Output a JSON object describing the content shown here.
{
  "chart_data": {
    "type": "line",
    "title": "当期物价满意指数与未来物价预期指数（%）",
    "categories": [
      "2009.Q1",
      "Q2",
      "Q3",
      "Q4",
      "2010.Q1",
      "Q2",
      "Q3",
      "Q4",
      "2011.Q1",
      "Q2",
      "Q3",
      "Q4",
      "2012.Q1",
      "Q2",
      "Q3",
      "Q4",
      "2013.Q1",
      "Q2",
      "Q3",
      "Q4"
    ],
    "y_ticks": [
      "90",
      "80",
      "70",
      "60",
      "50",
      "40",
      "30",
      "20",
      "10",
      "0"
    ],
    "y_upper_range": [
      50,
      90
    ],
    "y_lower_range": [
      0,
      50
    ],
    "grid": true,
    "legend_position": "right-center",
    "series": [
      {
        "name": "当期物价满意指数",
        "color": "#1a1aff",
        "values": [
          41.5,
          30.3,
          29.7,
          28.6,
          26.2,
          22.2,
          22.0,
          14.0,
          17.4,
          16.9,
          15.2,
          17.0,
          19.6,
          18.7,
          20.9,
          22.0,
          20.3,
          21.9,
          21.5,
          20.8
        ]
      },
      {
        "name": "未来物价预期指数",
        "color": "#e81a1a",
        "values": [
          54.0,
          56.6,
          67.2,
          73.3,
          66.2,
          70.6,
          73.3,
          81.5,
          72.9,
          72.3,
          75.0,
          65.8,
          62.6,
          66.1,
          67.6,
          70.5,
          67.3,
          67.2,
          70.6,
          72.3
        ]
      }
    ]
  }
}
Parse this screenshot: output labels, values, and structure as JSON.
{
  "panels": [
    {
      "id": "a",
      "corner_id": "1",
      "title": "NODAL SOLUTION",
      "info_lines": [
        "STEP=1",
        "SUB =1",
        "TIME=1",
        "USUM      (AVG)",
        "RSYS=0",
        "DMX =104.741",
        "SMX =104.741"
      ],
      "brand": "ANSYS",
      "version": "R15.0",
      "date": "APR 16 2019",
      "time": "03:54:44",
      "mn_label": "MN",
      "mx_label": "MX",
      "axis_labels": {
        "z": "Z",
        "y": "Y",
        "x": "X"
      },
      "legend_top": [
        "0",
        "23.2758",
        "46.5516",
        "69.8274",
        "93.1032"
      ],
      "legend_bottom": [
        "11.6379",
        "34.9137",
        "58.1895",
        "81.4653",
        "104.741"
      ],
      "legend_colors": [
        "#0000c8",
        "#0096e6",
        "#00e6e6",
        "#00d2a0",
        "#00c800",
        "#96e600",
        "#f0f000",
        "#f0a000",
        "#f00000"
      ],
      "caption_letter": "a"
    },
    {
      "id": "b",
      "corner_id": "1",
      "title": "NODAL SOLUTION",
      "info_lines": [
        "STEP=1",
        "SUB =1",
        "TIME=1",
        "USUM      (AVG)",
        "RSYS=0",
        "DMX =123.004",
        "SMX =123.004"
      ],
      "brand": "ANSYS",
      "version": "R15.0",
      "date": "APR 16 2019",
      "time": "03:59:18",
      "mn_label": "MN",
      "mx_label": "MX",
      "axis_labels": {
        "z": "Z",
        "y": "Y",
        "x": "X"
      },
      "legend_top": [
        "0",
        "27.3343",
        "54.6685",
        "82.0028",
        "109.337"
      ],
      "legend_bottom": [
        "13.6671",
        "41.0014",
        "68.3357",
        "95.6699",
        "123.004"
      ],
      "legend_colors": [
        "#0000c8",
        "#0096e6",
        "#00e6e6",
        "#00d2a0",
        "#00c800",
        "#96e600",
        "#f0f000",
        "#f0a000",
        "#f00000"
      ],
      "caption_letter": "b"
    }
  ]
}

--------

#### Aim of the task
Using the data above, reproduce every line exactly.

#### Response to the task
Output a JSON object describing the content shown here.
{
  "chart_data": {
    "type": "line",
    "title": "当期物价满意指数与未来物价预期指数（%）",
    "categories": [
      "2009.Q1",
      "Q2",
      "Q3",
      "Q4",
      "2010.Q1",
      "Q2",
      "Q3",
      "Q4",
      "2011.Q1",
      "Q2",
      "Q3",
      "Q4",
      "2012.Q1",
      "Q2",
      "Q3",
      "Q4",
      "2013.Q1",
      "Q2",
      "Q3",
      "Q4"
    ],
    "y_ticks": [
      "90",
      "80",
      "70",
      "60",
      "50",
      "40",
      "30",
      "20",
      "10",
      "0"
    ],
    "y_upper_range": [
      50,
      90
    ],
    "y_lower_range": [
      0,
      50
    ],
    "grid": true,
    "legend_position": "right-center",
    "series": [
      {
        "name": "当期物价满意指数",
        "color": "#1a1aff",
        "values": [
          41.5,
          30.3,
          29.7,
          28.6,
          26.2,
          22.2,
          22.0,
          14.0,
          17.4,
          16.9,
          15.2,
          17.0,
          19.6,
          18.7,
          20.9,
          22.0,
          20.3,
          21.9,
          21.5,
          20.8
        ]
      },
      {
        "name": "未来物价预期指数",
        "color": "#e81a1a",
        "values": [
          54.0,
          56.6,
          67.2,
          73.3,
          66.2,
          70.6,
          73.3,
          81.5,
          72.9,
          72.3,
          75.0,
          65.8,
          62.6,
          66.1,
          67.6,
          70.5,
          67.3,
          67.2,
          70.6,
          72.3
        ]
      }
    ]
  }
}
Parse this screenshot: output labels, values, and structure as JSON.
{
  "panels": [
    {
      "id": "a",
      "corner_id": "1",
      "title": "NODAL SOLUTION",
      "info_lines": [
        "STEP=1",
        "SUB =1",
        "TIME=1",
        "USUM      (AVG)",
        "RSYS=0",
        "DMX =104.741",
        "SMX =104.741"
      ],
      "brand": "ANSYS",
      "version": "R15.0",
      "date": "APR 16 2019",
      "time": "03:54:44",
      "mn_label": "MN",
      "mx_label": "MX",
      "axis_labels": {
        "z": "Z",
        "y": "Y",
        "x": "X"
      },
      "legend_top": [
        "0",
        "23.2758",
        "46.5516",
        "69.8274",
        "93.1032"
      ],
      "legend_bottom": [
        "11.6379",
        "34.9137",
        "58.1895",
        "81.4653",
        "104.741"
      ],
      "legend_colors": [
        "#0000c8",
        "#0096e6",
        "#00e6e6",
        "#00d2a0",
        "#00c800",
        "#96e600",
        "#f0f000",
        "#f0a000",
        "#f00000"
      ],
      "caption_letter": "a"
    },
    {
      "id": "b",
      "corner_id": "1",
      "title": "NODAL SOLUTION",
      "info_lines": [
        "STEP=1",
        "SUB =1",
        "TIME=1",
        "USUM      (AVG)",
        "RSYS=0",
        "DMX =123.004",
        "SMX =123.004"
      ],
      "brand": "ANSYS",
      "version": "R15.0",
      "date": "APR 16 2019",
      "time": "03:59:18",
      "mn_label": "MN",
      "mx_label": "MX",
      "axis_labels": {
        "z": "Z",
        "y": "Y",
        "x": "X"
      },
      "legend_top": [
        "0",
        "27.3343",
        "54.6685",
        "82.0028",
        "109.337"
      ],
      "legend_bottom": [
        "13.6671",
        "41.0014",
        "68.3357",
        "95.6699",
        "123.004"
      ],
      "legend_colors": [
        "#0000c8",
        "#0096e6",
        "#00e6e6",
        "#00d2a0",
        "#00c800",
        "#96e600",
        "#f0f000",
        "#f0a000",
        "#f00000"
      ],
      "caption_letter": "b"
    }
  ]
}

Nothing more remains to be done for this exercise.